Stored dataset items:
((

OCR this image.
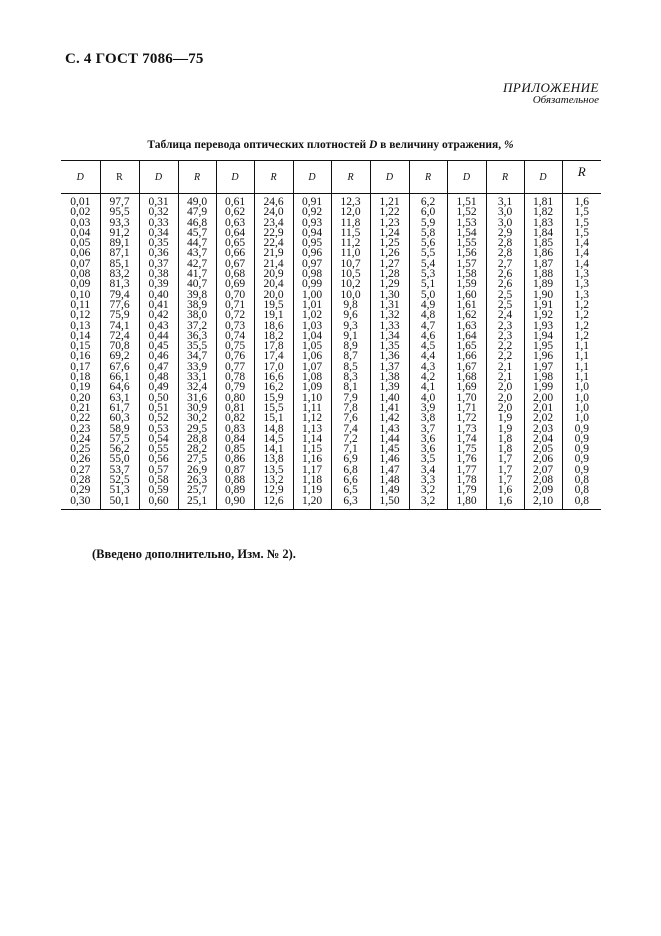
С. 4 ГОСТ 7086—75
ПРИЛОЖЕНИЕ
Обязательное
Таблица перевода оптических плотностей D в величину отражения, %
D	R	D	R	D	R	D	R	D	R	D	R	D	R
0,01	97,7	0,31	49,0	0,61	24,6	0,91	12,3	1,21	6,2	1,51	3,1	1,81	1,6
0,02	95,5	0,32	47,9	0,62	24,0	0,92	12,0	1,22	6,0	1,52	3,0	1,82	1,5
0,03	93,3	0,33	46,8	0,63	23,4	0,93	11,8	1,23	5,9	1,53	3,0	1,83	1,5
0,04	91,2	0,34	45,7	0,64	22,9	0,94	11,5	1,24	5,8	1,54	2,9	1,84	1,5
0,05	89,1	0,35	44,7	0,65	22,4	0,95	11,2	1,25	5,6	1,55	2,8	1,85	1,4
0,06	87,1	0,36	43,7	0,66	21,9	0,96	11,0	1,26	5,5	1,56	2,8	1,86	1,4
0,07	85,1	0,37	42,7	0,67	21,4	0,97	10,7	1,27	5,4	1,57	2,7	1,87	1,4
0,08	83,2	0,38	41,7	0,68	20,9	0,98	10,5	1,28	5,3	1,58	2,6	1,88	1,3
0,09	81,3	0,39	40,7	0,69	20,4	0,99	10,2	1,29	5,1	1,59	2,6	1,89	1,3
0,10	79,4	0,40	39,8	0,70	20,0	1,00	10,0	1,30	5,0	1,60	2,5	1,90	1,3
0,11	77,6	0,41	38,9	0,71	19,5	1,01	9,8	1,31	4,9	1,61	2,5	1,91	1,2
0,12	75,9	0,42	38,0	0,72	19,1	1,02	9,6	1,32	4,8	1,62	2,4	1,92	1,2
0,13	74,1	0,43	37,2	0,73	18,6	1,03	9,3	1,33	4,7	1,63	2,3	1,93	1,2
0,14	72,4	0,44	36,3	0,74	18,2	1,04	9,1	1,34	4,6	1,64	2,3	1,94	1,2
0,15	70,8	0,45	35,5	0,75	17,8	1,05	8,9	1,35	4,5	1,65	2,2	1,95	1,1
0,16	69,2	0,46	34,7	0,76	17,4	1,06	8,7	1,36	4,4	1,66	2,2	1,96	1,1
0,17	67,6	0,47	33,9	0,77	17,0	1,07	8,5	1,37	4,3	1,67	2,1	1,97	1,1
0,18	66,1	0,48	33,1	0,78	16,6	1,08	8,3	1,38	4,2	1,68	2,1	1,98	1,1
0,19	64,6	0,49	32,4	0,79	16,2	1,09	8,1	1,39	4,1	1,69	2,0	1,99	1,0
0,20	63,1	0,50	31,6	0,80	15,9	1,10	7,9	1,40	4,0	1,70	2,0	2,00	1,0
0,21	61,7	0,51	30,9	0,81	15,5	1,11	7,8	1,41	3,9	1,71	2,0	2,01	1,0
0,22	60,3	0,52	30,2	0,82	15,1	1,12	7,6	1,42	3,8	1,72	1,9	2,02	1,0
0,23	58,9	0,53	29,5	0,83	14,8	1,13	7,4	1,43	3,7	1,73	1,9	2,03	0,9
0,24	57,5	0,54	28,8	0,84	14,5	1,14	7,2	1,44	3,6	1,74	1,8	2,04	0,9
0,25	56,2	0,55	28,2	0,85	14,1	1,15	7,1	1,45	3,6	1,75	1,8	2,05	0,9
0,26	55,0	0,56	27,5	0,86	13,8	1,16	6,9	1,46	3,5	1,76	1,7	2,06	0,9
0,27	53,7	0,57	26,9	0,87	13,5	1,17	6,8	1,47	3,4	1,77	1,7	2,07	0,9
0,28	52,5	0,58	26,3	0,88	13,2	1,18	6,6	1,48	3,3	1,78	1,7	2,08	0,8
0,29	51,3	0,59	25,7	0,89	12,9	1,19	6,5	1,49	3,2	1,79	1,6	2,09	0,8
0,30	50,1	0,60	25,1	0,90	12,6	1,20	6,3	1,50	3,2	1,80	1,6	2,10	0,8
(Введено дополнительно, Изм. № 2).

))

- _Given request_: Copy out the data above exactly, except the pictures.

- _Written answer_:
OCR this image.
С. 4 ГОСТ 7086—75
ПРИЛОЖЕНИЕ
Обязательное
Таблица перевода оптических плотностей D в величину отражения, %
D	R	D	R	D	R	D	R	D	R	D	R	D	R
0,01	97,7	0,31	49,0	0,61	24,6	0,91	12,3	1,21	6,2	1,51	3,1	1,81	1,6
0,02	95,5	0,32	47,9	0,62	24,0	0,92	12,0	1,22	6,0	1,52	3,0	1,82	1,5
0,03	93,3	0,33	46,8	0,63	23,4	0,93	11,8	1,23	5,9	1,53	3,0	1,83	1,5
0,04	91,2	0,34	45,7	0,64	22,9	0,94	11,5	1,24	5,8	1,54	2,9	1,84	1,5
0,05	89,1	0,35	44,7	0,65	22,4	0,95	11,2	1,25	5,6	1,55	2,8	1,85	1,4
0,06	87,1	0,36	43,7	0,66	21,9	0,96	11,0	1,26	5,5	1,56	2,8	1,86	1,4
0,07	85,1	0,37	42,7	0,67	21,4	0,97	10,7	1,27	5,4	1,57	2,7	1,87	1,4
0,08	83,2	0,38	41,7	0,68	20,9	0,98	10,5	1,28	5,3	1,58	2,6	1,88	1,3
0,09	81,3	0,39	40,7	0,69	20,4	0,99	10,2	1,29	5,1	1,59	2,6	1,89	1,3
0,10	79,4	0,40	39,8	0,70	20,0	1,00	10,0	1,30	5,0	1,60	2,5	1,90	1,3
0,11	77,6	0,41	38,9	0,71	19,5	1,01	9,8	1,31	4,9	1,61	2,5	1,91	1,2
0,12	75,9	0,42	38,0	0,72	19,1	1,02	9,6	1,32	4,8	1,62	2,4	1,92	1,2
0,13	74,1	0,43	37,2	0,73	18,6	1,03	9,3	1,33	4,7	1,63	2,3	1,93	1,2
0,14	72,4	0,44	36,3	0,74	18,2	1,04	9,1	1,34	4,6	1,64	2,3	1,94	1,2
0,15	70,8	0,45	35,5	0,75	17,8	1,05	8,9	1,35	4,5	1,65	2,2	1,95	1,1
0,16	69,2	0,46	34,7	0,76	17,4	1,06	8,7	1,36	4,4	1,66	2,2	1,96	1,1
0,17	67,6	0,47	33,9	0,77	17,0	1,07	8,5	1,37	4,3	1,67	2,1	1,97	1,1
0,18	66,1	0,48	33,1	0,78	16,6	1,08	8,3	1,38	4,2	1,68	2,1	1,98	1,1
0,19	64,6	0,49	32,4	0,79	16,2	1,09	8,1	1,39	4,1	1,69	2,0	1,99	1,0
0,20	63,1	0,50	31,6	0,80	15,9	1,10	7,9	1,40	4,0	1,70	2,0	2,00	1,0
0,21	61,7	0,51	30,9	0,81	15,5	1,11	7,8	1,41	3,9	1,71	2,0	2,01	1,0
0,22	60,3	0,52	30,2	0,82	15,1	1,12	7,6	1,42	3,8	1,72	1,9	2,02	1,0
0,23	58,9	0,53	29,5	0,83	14,8	1,13	7,4	1,43	3,7	1,73	1,9	2,03	0,9
0,24	57,5	0,54	28,8	0,84	14,5	1,14	7,2	1,44	3,6	1,74	1,8	2,04	0,9
0,25	56,2	0,55	28,2	0,85	14,1	1,15	7,1	1,45	3,6	1,75	1,8	2,05	0,9
0,26	55,0	0,56	27,5	0,86	13,8	1,16	6,9	1,46	3,5	1,76	1,7	2,06	0,9
0,27	53,7	0,57	26,9	0,87	13,5	1,17	6,8	1,47	3,4	1,77	1,7	2,07	0,9
0,28	52,5	0,58	26,3	0,88	13,2	1,18	6,6	1,48	3,3	1,78	1,7	2,08	0,8
0,29	51,3	0,59	25,7	0,89	12,9	1,19	6,5	1,49	3,2	1,79	1,6	2,09	0,8
0,30	50,1	0,60	25,1	0,90	12,6	1,20	6,3	1,50	3,2	1,80	1,6	2,10	0,8
(Введено дополнительно, Изм. № 2).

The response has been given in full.